- 依頼事項 -
以下に示す isogeny を用いた復元手順の解説について、最後の行の直後から続きを書き継いでください。

- 提供抜粋 -
+ + + + + + +

ここで符号は isogeny の向きに依存するため、実装では
t_j = -dlog_g(h_j)
と置いて符号を統一。すると
t_j = q^2 * twist[j] * twist[j+1] (mod m).
手順2 3本の$t_j$ から $u_i = q * twist[i]$を復元
3つ掛けると
t_01 t_12 t_20
= q^6 * (twist[0] * twist[1] * twist[2])^2 (mod m)
右辺は必ず平方になるので、Z/mZ で平方根が取れる:
T = q^3 * twist[0] * twist[1] * twist[2] (mod m).
これを使って
u0 = T / t12 = q * twist[0]
u1 = T / t20 = q * twist[1]
u2 = T / t01 = q * twist[2]
が求まる(t12 などは 2-adic 単数なので逆元が存在)。
※ m = 2^a なので平方根は複数候補があるが、後段の検証で正しいものだけが残る
手順3 kaniのkernelを公開情報だけで作る
$E_0[m] \times E_{A_{j}}$上にproduct pairingを定義:
$$
e_m^×((P1,P2),(Q1,Q2)) = e_m(P1,Q1) * e_m(P2,Q2)

+ + + + + + +

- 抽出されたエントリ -
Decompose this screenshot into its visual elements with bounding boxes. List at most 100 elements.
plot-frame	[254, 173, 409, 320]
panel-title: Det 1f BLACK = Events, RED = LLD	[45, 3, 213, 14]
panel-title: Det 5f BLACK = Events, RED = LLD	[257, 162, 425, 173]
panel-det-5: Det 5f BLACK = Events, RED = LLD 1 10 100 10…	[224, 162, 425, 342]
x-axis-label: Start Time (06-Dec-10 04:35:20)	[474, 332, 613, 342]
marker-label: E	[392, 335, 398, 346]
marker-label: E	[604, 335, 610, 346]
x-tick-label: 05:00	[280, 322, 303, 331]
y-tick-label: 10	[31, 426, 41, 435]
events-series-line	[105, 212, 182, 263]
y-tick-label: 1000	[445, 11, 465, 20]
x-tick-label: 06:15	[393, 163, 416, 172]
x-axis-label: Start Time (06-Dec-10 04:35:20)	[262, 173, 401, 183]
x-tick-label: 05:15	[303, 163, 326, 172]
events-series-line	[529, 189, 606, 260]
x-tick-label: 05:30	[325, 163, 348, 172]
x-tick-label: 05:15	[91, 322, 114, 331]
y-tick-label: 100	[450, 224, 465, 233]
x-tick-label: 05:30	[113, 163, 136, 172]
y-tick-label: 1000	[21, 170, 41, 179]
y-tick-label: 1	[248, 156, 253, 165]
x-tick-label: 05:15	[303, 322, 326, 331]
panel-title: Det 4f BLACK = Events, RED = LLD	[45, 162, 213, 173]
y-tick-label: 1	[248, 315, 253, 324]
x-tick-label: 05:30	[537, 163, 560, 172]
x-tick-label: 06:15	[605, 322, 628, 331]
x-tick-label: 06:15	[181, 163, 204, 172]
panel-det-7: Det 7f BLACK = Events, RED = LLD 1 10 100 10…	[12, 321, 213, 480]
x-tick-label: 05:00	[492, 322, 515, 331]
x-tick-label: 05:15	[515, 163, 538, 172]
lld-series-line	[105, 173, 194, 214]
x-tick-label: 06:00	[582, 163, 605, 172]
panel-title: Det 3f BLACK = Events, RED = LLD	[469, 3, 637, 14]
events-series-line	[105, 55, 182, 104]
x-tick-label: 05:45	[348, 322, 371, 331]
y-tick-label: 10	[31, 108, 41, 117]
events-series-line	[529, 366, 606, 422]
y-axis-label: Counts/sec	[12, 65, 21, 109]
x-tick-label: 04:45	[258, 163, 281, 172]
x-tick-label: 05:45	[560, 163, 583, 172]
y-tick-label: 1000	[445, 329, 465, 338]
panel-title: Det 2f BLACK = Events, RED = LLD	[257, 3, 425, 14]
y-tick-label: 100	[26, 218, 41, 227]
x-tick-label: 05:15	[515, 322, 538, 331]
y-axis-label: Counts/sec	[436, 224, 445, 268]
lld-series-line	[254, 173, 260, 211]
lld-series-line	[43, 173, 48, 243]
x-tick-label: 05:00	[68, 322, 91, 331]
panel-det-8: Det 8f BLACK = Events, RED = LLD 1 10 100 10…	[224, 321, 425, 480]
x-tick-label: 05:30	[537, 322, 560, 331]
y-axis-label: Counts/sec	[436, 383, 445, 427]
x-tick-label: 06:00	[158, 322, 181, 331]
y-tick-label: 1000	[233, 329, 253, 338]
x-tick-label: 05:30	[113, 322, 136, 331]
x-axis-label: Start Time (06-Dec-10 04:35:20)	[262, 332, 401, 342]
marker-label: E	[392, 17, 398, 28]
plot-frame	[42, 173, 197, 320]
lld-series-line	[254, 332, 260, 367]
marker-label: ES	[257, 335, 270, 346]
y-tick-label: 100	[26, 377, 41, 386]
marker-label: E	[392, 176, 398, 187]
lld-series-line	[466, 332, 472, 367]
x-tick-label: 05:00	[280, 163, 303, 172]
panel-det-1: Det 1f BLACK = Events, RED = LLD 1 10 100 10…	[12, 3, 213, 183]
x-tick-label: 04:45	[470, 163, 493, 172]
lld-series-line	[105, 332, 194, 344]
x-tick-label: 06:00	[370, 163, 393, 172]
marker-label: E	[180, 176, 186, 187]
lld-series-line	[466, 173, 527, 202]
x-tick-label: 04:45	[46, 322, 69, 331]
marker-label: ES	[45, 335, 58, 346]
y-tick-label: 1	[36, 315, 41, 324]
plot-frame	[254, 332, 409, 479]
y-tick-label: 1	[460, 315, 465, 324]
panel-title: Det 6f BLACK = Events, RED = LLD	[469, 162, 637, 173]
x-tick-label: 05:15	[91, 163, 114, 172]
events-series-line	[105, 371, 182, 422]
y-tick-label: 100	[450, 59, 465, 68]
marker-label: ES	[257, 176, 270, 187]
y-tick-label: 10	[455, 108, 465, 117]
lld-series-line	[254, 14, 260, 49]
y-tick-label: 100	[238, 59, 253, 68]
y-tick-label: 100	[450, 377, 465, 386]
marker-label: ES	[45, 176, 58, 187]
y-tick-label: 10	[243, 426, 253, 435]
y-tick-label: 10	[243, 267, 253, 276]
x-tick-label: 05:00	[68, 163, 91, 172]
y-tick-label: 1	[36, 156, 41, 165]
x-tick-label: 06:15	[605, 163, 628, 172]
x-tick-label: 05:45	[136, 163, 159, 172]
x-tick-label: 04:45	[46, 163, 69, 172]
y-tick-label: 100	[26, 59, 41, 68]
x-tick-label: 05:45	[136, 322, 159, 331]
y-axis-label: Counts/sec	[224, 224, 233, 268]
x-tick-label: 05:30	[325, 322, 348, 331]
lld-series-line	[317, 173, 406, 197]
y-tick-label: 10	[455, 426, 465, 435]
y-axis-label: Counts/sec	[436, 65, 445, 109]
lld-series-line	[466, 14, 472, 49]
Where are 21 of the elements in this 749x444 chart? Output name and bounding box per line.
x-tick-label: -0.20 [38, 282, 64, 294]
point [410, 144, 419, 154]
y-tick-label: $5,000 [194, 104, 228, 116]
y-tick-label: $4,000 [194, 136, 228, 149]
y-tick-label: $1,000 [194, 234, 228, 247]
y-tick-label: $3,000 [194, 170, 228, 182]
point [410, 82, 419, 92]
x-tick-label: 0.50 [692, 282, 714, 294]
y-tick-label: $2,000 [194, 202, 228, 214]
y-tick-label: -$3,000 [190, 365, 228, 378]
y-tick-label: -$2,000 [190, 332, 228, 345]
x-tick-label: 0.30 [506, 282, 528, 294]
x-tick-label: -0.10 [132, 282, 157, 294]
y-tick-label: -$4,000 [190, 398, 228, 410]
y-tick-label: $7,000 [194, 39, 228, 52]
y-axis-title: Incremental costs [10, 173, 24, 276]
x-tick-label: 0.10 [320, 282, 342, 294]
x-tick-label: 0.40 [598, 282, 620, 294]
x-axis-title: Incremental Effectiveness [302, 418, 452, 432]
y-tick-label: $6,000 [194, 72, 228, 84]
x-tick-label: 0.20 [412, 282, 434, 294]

+ + + + + + +

- 回答 -
$$
ここで、
$K1 = (-u0 * P0, PA_j)$, $K2 = (-u1 * Q0, QA_j)$
と置くと、
$$
e_m^×(K1, K2) = e_m(P0,Q0)^{u0*u1} * e_m(PA_j, QA_j)
$$
$= g^{u0*u1} * g^{t_j}$
$= 1$
$(t_j \equiv u_0 * u1 \pmod m)となり、<K1, K2>はmaximal isotropic subgroup。
よってkaniの定理により(2^a-2^a)-isogenyになる
$\phi: E_0 \times E_{A_j} \to F \times F'$が構成できる
手順4 image curveのpairingからqを取り出す
$U = P_{A_{j}}, V = Q_{A_{j}}$
とし、
$U' = \phi(0, U)[0], V' = \phi(0, V)[0]$
を計算する
ここで第一成分への写像は未知の$2^a$isogeny phi2の双対に一致するため、
$$e_m(U', V') = e_m(U, V)^{deg(phi2)}$$
が成り立つ。
構成上、$deg(phi1) = q$で補完的に
$deg(phi2) = 2^a - q \pmod m$となるので、
$$q \equiv -deg(phi2) \pmod m$$
が得られる
手順5 twistを復元
$q$がわかれば
$$
twist[i] = \frac{u_i}{q} \pmod m
$$
で全twistが求まる
鍵は、
$key = SHA3-256(q || twist[0] || twist[1] || teist[2])$
なのでAES-CTRを復元してフラグが得られる。